start RECORDS SUPPLIED
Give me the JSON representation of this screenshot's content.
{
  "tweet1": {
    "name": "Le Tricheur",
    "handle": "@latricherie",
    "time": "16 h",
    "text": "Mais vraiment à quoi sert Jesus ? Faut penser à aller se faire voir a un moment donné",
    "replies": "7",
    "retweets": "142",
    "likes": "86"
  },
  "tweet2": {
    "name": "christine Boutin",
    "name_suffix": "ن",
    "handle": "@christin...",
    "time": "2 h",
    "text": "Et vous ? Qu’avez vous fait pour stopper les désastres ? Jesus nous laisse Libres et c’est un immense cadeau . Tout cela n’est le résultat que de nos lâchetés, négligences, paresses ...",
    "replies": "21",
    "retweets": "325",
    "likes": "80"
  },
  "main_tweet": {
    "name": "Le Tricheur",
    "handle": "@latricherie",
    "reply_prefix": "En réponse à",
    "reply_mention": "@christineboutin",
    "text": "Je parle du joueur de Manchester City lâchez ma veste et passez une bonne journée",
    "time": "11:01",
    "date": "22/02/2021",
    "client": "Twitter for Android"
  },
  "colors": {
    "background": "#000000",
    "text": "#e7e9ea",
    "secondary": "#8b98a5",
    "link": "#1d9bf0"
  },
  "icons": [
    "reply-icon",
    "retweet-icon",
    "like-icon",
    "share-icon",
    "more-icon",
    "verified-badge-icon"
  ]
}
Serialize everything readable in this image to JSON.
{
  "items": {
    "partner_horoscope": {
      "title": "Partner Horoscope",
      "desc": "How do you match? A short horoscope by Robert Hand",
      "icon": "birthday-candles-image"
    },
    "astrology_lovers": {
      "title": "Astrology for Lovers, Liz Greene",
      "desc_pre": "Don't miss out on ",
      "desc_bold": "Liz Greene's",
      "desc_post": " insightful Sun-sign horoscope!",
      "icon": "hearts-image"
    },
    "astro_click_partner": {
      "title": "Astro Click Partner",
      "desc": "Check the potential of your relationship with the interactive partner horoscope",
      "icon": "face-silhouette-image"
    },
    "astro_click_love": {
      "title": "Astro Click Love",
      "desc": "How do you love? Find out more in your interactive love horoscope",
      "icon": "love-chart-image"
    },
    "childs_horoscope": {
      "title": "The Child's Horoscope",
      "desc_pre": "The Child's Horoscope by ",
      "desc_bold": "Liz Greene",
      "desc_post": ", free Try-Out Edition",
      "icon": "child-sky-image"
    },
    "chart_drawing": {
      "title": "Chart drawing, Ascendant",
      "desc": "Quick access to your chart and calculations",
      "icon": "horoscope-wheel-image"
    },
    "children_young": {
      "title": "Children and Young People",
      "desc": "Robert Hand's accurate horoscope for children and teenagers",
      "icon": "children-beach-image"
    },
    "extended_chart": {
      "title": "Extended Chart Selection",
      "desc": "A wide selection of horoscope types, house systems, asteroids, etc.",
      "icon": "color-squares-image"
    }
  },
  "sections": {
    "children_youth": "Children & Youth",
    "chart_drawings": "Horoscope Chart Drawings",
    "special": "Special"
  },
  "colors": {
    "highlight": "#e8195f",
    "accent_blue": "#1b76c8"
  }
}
end RECORDS SUPPLIED
▸ WHAT YOU ARE ASKED TO DO:
Work through the records line by line and tally those with the word "interactive". Report only the total.

▸ TASK RESPONSE:
2